What is needed is every line of the data that includes the word "sensing". Please copy each one.

[Material provided Boundary: Start]

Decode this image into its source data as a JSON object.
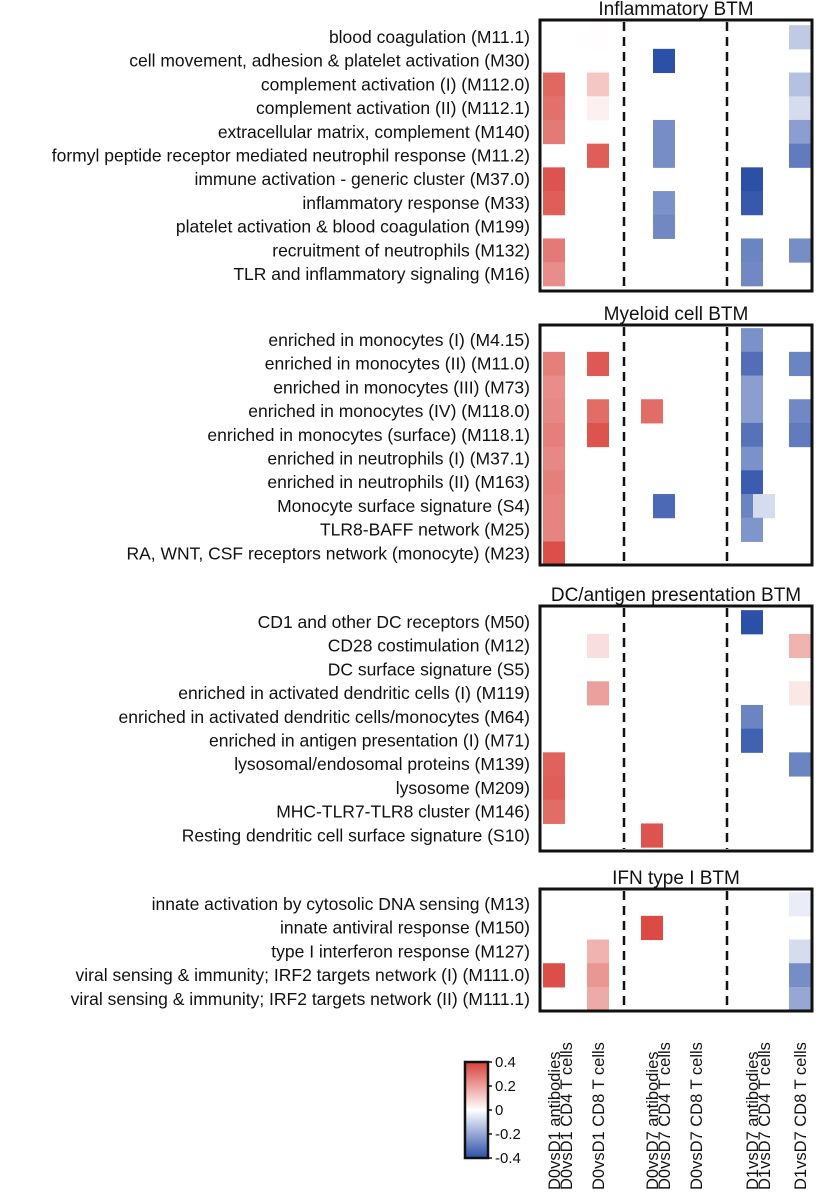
{
  "chart_data": {
    "type": "heatmap",
    "colorscale": {
      "min": -0.4,
      "max": 0.4,
      "negative_color": "#2c4fa8",
      "positive_color": "#d9413a",
      "zero_color": "#ffffff"
    },
    "colorbar_ticks": [
      {
        "value": 0.4,
        "label": "0.4"
      },
      {
        "value": 0.2,
        "label": "0.2"
      },
      {
        "value": 0,
        "label": "0"
      },
      {
        "value": -0.2,
        "label": "-0.2"
      },
      {
        "value": -0.4,
        "label": "-0.4"
      }
    ],
    "columns": [
      "D0vsD1 antibodies",
      "D0vsD1 CD4 T cells",
      "D0vsD1 CD8 T cells",
      "D0vsD7 antibodies",
      "D0vsD7 CD4 T cells",
      "D0vsD7 CD8 T cells",
      "D1vsD7 antibodies",
      "D1vsD7 CD4 T cells",
      "D1vsD7 CD8 T cells"
    ],
    "panels": [
      {
        "title": "Inflammatory BTM",
        "rows": [
          {
            "label": "blood coagulation (M11.1)",
            "values": [
              null,
              null,
              0.005,
              null,
              null,
              null,
              null,
              null,
              -0.12
            ]
          },
          {
            "label": "cell movement, adhesion & platelet activation (M30)",
            "values": [
              null,
              null,
              null,
              null,
              -0.4,
              null,
              null,
              null,
              null
            ]
          },
          {
            "label": "complement activation (I) (M112.0)",
            "values": [
              0.32,
              null,
              0.12,
              null,
              null,
              null,
              null,
              null,
              -0.14
            ]
          },
          {
            "label": "complement activation (II) (M112.1)",
            "values": [
              0.3,
              null,
              0.03,
              null,
              null,
              null,
              null,
              null,
              -0.08
            ]
          },
          {
            "label": "extracellular matrix, complement (M140)",
            "values": [
              0.28,
              null,
              null,
              null,
              -0.26,
              null,
              null,
              null,
              -0.22
            ]
          },
          {
            "label": "formyl peptide receptor mediated neutrophil response (M11.2)",
            "values": [
              null,
              null,
              0.34,
              null,
              -0.26,
              null,
              null,
              null,
              -0.3
            ]
          },
          {
            "label": "immune activation - generic cluster (M37.0)",
            "values": [
              0.36,
              null,
              null,
              null,
              null,
              null,
              -0.4,
              null,
              null
            ]
          },
          {
            "label": "inflammatory response (M33)",
            "values": [
              0.34,
              null,
              null,
              null,
              -0.25,
              null,
              -0.38,
              null,
              null
            ]
          },
          {
            "label": "platelet activation & blood coagulation (M199)",
            "values": [
              null,
              null,
              null,
              null,
              -0.27,
              null,
              null,
              null,
              null
            ]
          },
          {
            "label": "recruitment of neutrophils (M132)",
            "values": [
              0.28,
              null,
              null,
              null,
              null,
              null,
              -0.28,
              null,
              -0.26
            ]
          },
          {
            "label": "TLR and inflammatory signaling (M16)",
            "values": [
              0.24,
              null,
              null,
              null,
              null,
              null,
              -0.27,
              null,
              null
            ]
          }
        ]
      },
      {
        "title": "Myeloid cell BTM",
        "rows": [
          {
            "label": "enriched in monocytes (I) (M4.15)",
            "values": [
              null,
              null,
              null,
              null,
              null,
              null,
              -0.25,
              null,
              null
            ]
          },
          {
            "label": "enriched in monocytes (II) (M11.0)",
            "values": [
              0.27,
              null,
              0.35,
              null,
              null,
              null,
              -0.33,
              null,
              -0.28
            ]
          },
          {
            "label": "enriched in monocytes (III) (M73)",
            "values": [
              0.24,
              null,
              null,
              null,
              null,
              null,
              -0.22,
              null,
              null
            ]
          },
          {
            "label": "enriched in monocytes (IV) (M118.0)",
            "values": [
              0.25,
              null,
              0.31,
              0.31,
              null,
              null,
              -0.22,
              null,
              -0.27
            ]
          },
          {
            "label": "enriched in monocytes (surface) (M118.1)",
            "values": [
              0.27,
              null,
              0.36,
              null,
              null,
              null,
              -0.32,
              null,
              -0.3
            ]
          },
          {
            "label": "enriched in neutrophils (I) (M37.1)",
            "values": [
              0.25,
              null,
              null,
              null,
              null,
              null,
              -0.25,
              null,
              null
            ]
          },
          {
            "label": "enriched in neutrophils (II) (M163)",
            "values": [
              0.27,
              null,
              null,
              null,
              null,
              null,
              -0.37,
              null,
              null
            ]
          },
          {
            "label": "Monocyte surface signature (S4)",
            "values": [
              0.26,
              null,
              null,
              null,
              -0.34,
              null,
              -0.28,
              -0.08,
              null
            ]
          },
          {
            "label": "TLR8-BAFF network (M25)",
            "values": [
              0.26,
              null,
              null,
              null,
              null,
              null,
              -0.24,
              null,
              null
            ]
          },
          {
            "label": "RA, WNT, CSF receptors network (monocyte) (M23)",
            "values": [
              0.37,
              null,
              null,
              null,
              null,
              null,
              null,
              null,
              null
            ]
          }
        ]
      },
      {
        "title": "DC/antigen presentation BTM",
        "rows": [
          {
            "label": "CD1 and other DC receptors (M50)",
            "values": [
              null,
              null,
              null,
              null,
              null,
              null,
              -0.4,
              null,
              null
            ]
          },
          {
            "label": "CD28 costimulation (M12)",
            "values": [
              null,
              null,
              0.07,
              null,
              null,
              null,
              null,
              null,
              0.16
            ]
          },
          {
            "label": "DC surface signature (S5)",
            "values": [
              null,
              null,
              null,
              null,
              null,
              null,
              null,
              null,
              null
            ]
          },
          {
            "label": "enriched in activated dendritic cells (I) (M119)",
            "values": [
              null,
              null,
              0.2,
              null,
              null,
              null,
              null,
              null,
              0.05
            ]
          },
          {
            "label": "enriched in activated dendritic cells/monocytes (M64)",
            "values": [
              null,
              null,
              null,
              null,
              null,
              null,
              -0.28,
              null,
              null
            ]
          },
          {
            "label": "enriched in antigen presentation (I) (M71)",
            "values": [
              null,
              null,
              null,
              null,
              null,
              null,
              -0.36,
              null,
              null
            ]
          },
          {
            "label": "lysosomal/endosomal proteins (M139)",
            "values": [
              0.33,
              null,
              null,
              null,
              null,
              null,
              null,
              null,
              -0.28
            ]
          },
          {
            "label": "lysosome (M209)",
            "values": [
              0.34,
              null,
              null,
              null,
              null,
              null,
              null,
              null,
              null
            ]
          },
          {
            "label": "MHC-TLR7-TLR8 cluster (M146)",
            "values": [
              0.31,
              null,
              null,
              null,
              null,
              null,
              null,
              null,
              null
            ]
          },
          {
            "label": "Resting dendritic cell surface signature (S10)",
            "values": [
              null,
              null,
              null,
              0.36,
              null,
              null,
              null,
              null,
              null
            ]
          }
        ]
      },
      {
        "title": "IFN type I BTM",
        "rows": [
          {
            "label": "innate activation by cytosolic DNA sensing (M13)",
            "values": [
              null,
              null,
              null,
              null,
              null,
              null,
              null,
              null,
              -0.04
            ]
          },
          {
            "label": "innate antiviral response (M150)",
            "values": [
              null,
              null,
              null,
              0.38,
              null,
              null,
              null,
              null,
              null
            ]
          },
          {
            "label": "type I interferon response (M127)",
            "values": [
              null,
              null,
              0.16,
              null,
              null,
              null,
              null,
              null,
              -0.08
            ]
          },
          {
            "label": "viral sensing & immunity; IRF2 targets network (I) (M111.0)",
            "values": [
              0.37,
              null,
              0.22,
              null,
              null,
              null,
              null,
              null,
              -0.26
            ]
          },
          {
            "label": "viral sensing & immunity; IRF2 targets network (II) (M111.1)",
            "values": [
              null,
              null,
              0.18,
              null,
              null,
              null,
              null,
              null,
              -0.2
            ]
          }
        ]
      }
    ]
  }
}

[Material provided Boundary: End]

Response area
            "label": "innate activation by cytosolic DNA sensing (M13)",
            "label": "viral sensing & immunity; IRF2 targets network (I) (M111.0)",
            "label": "viral sensing & immunity; IRF2 targets network (II) (M111.1)",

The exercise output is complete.